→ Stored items

╔══

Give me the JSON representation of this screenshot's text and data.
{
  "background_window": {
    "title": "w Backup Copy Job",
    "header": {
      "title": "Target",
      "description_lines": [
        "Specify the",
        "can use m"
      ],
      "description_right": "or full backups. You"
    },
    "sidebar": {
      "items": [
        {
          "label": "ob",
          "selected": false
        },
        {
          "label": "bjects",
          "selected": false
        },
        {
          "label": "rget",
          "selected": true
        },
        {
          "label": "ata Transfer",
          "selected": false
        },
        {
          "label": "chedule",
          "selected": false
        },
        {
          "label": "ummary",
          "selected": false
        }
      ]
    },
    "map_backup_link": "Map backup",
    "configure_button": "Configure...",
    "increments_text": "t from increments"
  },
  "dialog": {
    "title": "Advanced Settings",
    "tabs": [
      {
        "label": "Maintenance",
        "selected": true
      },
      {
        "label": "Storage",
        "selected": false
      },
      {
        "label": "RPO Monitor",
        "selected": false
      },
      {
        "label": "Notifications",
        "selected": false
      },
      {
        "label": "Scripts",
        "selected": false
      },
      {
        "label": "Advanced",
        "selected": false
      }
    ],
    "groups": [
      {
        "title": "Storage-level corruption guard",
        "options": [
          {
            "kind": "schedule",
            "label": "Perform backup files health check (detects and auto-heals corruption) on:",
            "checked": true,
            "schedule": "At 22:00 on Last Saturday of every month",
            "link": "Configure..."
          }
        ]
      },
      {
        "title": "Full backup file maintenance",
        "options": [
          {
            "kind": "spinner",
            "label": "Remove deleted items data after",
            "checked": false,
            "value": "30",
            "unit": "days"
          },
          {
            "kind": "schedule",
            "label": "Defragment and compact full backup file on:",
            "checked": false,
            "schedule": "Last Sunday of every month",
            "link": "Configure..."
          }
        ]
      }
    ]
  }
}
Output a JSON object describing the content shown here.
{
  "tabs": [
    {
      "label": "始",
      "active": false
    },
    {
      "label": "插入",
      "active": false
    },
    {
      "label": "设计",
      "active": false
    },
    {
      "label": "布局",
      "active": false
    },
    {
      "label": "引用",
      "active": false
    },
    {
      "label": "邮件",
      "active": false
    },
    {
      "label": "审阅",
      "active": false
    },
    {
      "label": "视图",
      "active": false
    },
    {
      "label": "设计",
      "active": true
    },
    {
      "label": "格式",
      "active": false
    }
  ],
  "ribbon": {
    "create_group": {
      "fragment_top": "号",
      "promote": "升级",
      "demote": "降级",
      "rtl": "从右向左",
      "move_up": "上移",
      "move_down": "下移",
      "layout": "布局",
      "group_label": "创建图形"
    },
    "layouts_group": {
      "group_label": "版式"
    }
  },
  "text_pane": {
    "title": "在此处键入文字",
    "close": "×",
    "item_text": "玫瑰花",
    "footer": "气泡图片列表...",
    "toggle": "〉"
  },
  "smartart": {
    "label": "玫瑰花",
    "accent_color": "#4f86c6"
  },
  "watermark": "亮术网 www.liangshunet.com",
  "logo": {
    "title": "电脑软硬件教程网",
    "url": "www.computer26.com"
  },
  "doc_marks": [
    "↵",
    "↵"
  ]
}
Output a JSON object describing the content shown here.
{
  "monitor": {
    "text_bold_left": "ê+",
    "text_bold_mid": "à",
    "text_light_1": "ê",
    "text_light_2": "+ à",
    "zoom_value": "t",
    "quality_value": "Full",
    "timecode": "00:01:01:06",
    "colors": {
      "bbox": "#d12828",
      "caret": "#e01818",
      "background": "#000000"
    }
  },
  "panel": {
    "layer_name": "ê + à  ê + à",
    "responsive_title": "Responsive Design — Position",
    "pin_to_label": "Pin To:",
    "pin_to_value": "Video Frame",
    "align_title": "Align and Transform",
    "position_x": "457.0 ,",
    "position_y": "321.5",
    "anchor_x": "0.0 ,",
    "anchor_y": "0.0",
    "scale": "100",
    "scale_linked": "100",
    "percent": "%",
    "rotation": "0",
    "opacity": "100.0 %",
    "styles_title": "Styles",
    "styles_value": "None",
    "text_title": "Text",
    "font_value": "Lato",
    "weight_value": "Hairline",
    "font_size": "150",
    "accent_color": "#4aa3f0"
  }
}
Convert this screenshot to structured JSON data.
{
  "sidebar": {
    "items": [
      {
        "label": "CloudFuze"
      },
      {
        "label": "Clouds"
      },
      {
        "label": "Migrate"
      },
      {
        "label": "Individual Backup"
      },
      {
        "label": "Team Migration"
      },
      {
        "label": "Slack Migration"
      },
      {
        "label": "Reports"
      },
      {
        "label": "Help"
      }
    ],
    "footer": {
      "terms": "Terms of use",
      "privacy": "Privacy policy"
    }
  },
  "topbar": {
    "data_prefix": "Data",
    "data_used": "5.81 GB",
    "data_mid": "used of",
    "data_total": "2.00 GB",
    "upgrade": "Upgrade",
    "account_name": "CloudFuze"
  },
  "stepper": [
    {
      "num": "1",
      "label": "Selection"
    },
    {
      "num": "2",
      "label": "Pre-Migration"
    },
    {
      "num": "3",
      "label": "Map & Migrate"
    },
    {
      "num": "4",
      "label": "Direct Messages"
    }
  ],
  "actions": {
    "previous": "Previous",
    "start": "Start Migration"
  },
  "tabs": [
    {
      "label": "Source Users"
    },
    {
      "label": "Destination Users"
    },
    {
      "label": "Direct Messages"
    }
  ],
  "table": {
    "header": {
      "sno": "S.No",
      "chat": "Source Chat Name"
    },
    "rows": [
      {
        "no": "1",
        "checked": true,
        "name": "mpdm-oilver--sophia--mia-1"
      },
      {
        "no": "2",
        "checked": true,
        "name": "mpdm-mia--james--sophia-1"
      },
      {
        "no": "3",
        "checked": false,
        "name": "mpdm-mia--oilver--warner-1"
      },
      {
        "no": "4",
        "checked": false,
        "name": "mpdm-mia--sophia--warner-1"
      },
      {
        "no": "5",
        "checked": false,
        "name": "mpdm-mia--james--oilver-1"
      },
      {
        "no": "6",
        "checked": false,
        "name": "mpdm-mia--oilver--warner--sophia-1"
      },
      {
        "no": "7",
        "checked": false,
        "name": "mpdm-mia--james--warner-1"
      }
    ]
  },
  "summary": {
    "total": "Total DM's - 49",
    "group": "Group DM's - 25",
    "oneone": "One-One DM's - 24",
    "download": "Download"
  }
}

╚══

→ EXERCISE REQUIREMENTS
Could you reproduce every record above exactly as it appears?

→ RESULT OF THE EXERCISE
Give me the JSON representation of this screenshot's text and data.
{
  "background_window": {
    "title": "w Backup Copy Job",
    "header": {
      "title": "Target",
      "description_lines": [
        "Specify the",
        "can use m"
      ],
      "description_right": "or full backups. You"
    },
    "sidebar": {
      "items": [
        {
          "label": "ob",
          "selected": false
        },
        {
          "label": "bjects",
          "selected": false
        },
        {
          "label": "rget",
          "selected": true
        },
        {
          "label": "ata Transfer",
          "selected": false
        },
        {
          "label": "chedule",
          "selected": false
        },
        {
          "label": "ummary",
          "selected": false
        }
      ]
    },
    "map_backup_link": "Map backup",
    "configure_button": "Configure...",
    "increments_text": "t from increments"
  },
  "dialog": {
    "title": "Advanced Settings",
    "tabs": [
      {
        "label": "Maintenance",
        "selected": true
      },
      {
        "label": "Storage",
        "selected": false
      },
      {
        "label": "RPO Monitor",
        "selected": false
      },
      {
        "label": "Notifications",
        "selected": false
      },
      {
        "label": "Scripts",
        "selected": false
      },
      {
        "label": "Advanced",
        "selected": false
      }
    ],
    "groups": [
      {
        "title": "Storage-level corruption guard",
        "options": [
          {
            "kind": "schedule",
            "label": "Perform backup files health check (detects and auto-heals corruption) on:",
            "checked": true,
            "schedule": "At 22:00 on Last Saturday of every month",
            "link": "Configure..."
          }
        ]
      },
      {
        "title": "Full backup file maintenance",
        "options": [
          {
            "kind": "spinner",
            "label": "Remove deleted items data after",
            "checked": false,
            "value": "30",
            "unit": "days"
          },
          {
            "kind": "schedule",
            "label": "Defragment and compact full backup file on:",
            "checked": false,
            "schedule": "Last Sunday of every month",
            "link": "Configure..."
          }
        ]
      }
    ]
  }
}
Output a JSON object describing the content shown here.
{
  "tabs": [
    {
      "label": "始",
      "active": false
    },
    {
      "label": "插入",
      "active": false
    },
    {
      "label": "设计",
      "active": false
    },
    {
      "label": "布局",
      "active": false
    },
    {
      "label": "引用",
      "active": false
    },
    {
      "label": "邮件",
      "active": false
    },
    {
      "label": "审阅",
      "active": false
    },
    {
      "label": "视图",
      "active": false
    },
    {
      "label": "设计",
      "active": true
    },
    {
      "label": "格式",
      "active": false
    }
  ],
  "ribbon": {
    "create_group": {
      "fragment_top": "号",
      "promote": "升级",
      "demote": "降级",
      "rtl": "从右向左",
      "move_up": "上移",
      "move_down": "下移",
      "layout": "布局",
      "group_label": "创建图形"
    },
    "layouts_group": {
      "group_label": "版式"
    }
  },
  "text_pane": {
    "title": "在此处键入文字",
    "close": "×",
    "item_text": "玫瑰花",
    "footer": "气泡图片列表...",
    "toggle": "〉"
  },
  "smartart": {
    "label": "玫瑰花",
    "accent_color": "#4f86c6"
  },
  "watermark": "亮术网 www.liangshunet.com",
  "logo": {
    "title": "电脑软硬件教程网",
    "url": "www.computer26.com"
  },
  "doc_marks": [
    "↵",
    "↵"
  ]
}
Output a JSON object describing the content shown here.
{
  "monitor": {
    "text_bold_left": "ê+",
    "text_bold_mid": "à",
    "text_light_1": "ê",
    "text_light_2": "+ à",
    "zoom_value": "t",
    "quality_value": "Full",
    "timecode": "00:01:01:06",
    "colors": {
      "bbox": "#d12828",
      "caret": "#e01818",
      "background": "#000000"
    }
  },
  "panel": {
    "layer_name": "ê + à  ê + à",
    "responsive_title": "Responsive Design — Position",
    "pin_to_label": "Pin To:",
    "pin_to_value": "Video Frame",
    "align_title": "Align and Transform",
    "position_x": "457.0 ,",
    "position_y": "321.5",
    "anchor_x": "0.0 ,",
    "anchor_y": "0.0",
    "scale": "100",
    "scale_linked": "100",
    "percent": "%",
    "rotation": "0",
    "opacity": "100.0 %",
    "styles_title": "Styles",
    "styles_value": "None",
    "text_title": "Text",
    "font_value": "Lato",
    "weight_value": "Hairline",
    "font_size": "150",
    "accent_color": "#4aa3f0"
  }
}
Convert this screenshot to structured JSON data.
{
  "sidebar": {
    "items": [
      {
        "label": "CloudFuze"
      },
      {
        "label": "Clouds"
      },
      {
        "label": "Migrate"
      },
      {
        "label": "Individual Backup"
      },
      {
        "label": "Team Migration"
      },
      {
        "label": "Slack Migration"
      },
      {
        "label": "Reports"
      },
      {
        "label": "Help"
      }
    ],
    "footer": {
      "terms": "Terms of use",
      "privacy": "Privacy policy"
    }
  },
  "topbar": {
    "data_prefix": "Data",
    "data_used": "5.81 GB",
    "data_mid": "used of",
    "data_total": "2.00 GB",
    "upgrade": "Upgrade",
    "account_name": "CloudFuze"
  },
  "stepper": [
    {
      "num": "1",
      "label": "Selection"
    },
    {
      "num": "2",
      "label": "Pre-Migration"
    },
    {
      "num": "3",
      "label": "Map & Migrate"
    },
    {
      "num": "4",
      "label": "Direct Messages"
    }
  ],
  "actions": {
    "previous": "Previous",
    "start": "Start Migration"
  },
  "tabs": [
    {
      "label": "Source Users"
    },
    {
      "label": "Destination Users"
    },
    {
      "label": "Direct Messages"
    }
  ],
  "table": {
    "header": {
      "sno": "S.No",
      "chat": "Source Chat Name"
    },
    "rows": [
      {
        "no": "1",
        "checked": true,
        "name": "mpdm-oilver--sophia--mia-1"
      },
      {
        "no": "2",
        "checked": true,
        "name": "mpdm-mia--james--sophia-1"
      },
      {
        "no": "3",
        "checked": false,
        "name": "mpdm-mia--oilver--warner-1"
      },
      {
        "no": "4",
        "checked": false,
        "name": "mpdm-mia--sophia--warner-1"
      },
      {
        "no": "5",
        "checked": false,
        "name": "mpdm-mia--james--oilver-1"
      },
      {
        "no": "6",
        "checked": false,
        "name": "mpdm-mia--oilver--warner--sophia-1"
      },
      {
        "no": "7",
        "checked": false,
        "name": "mpdm-mia--james--warner-1"
      }
    ]
  },
  "summary": {
    "total": "Total DM's - 49",
    "group": "Group DM's - 25",
    "oneone": "One-One DM's - 24",
    "download": "Download"
  }
}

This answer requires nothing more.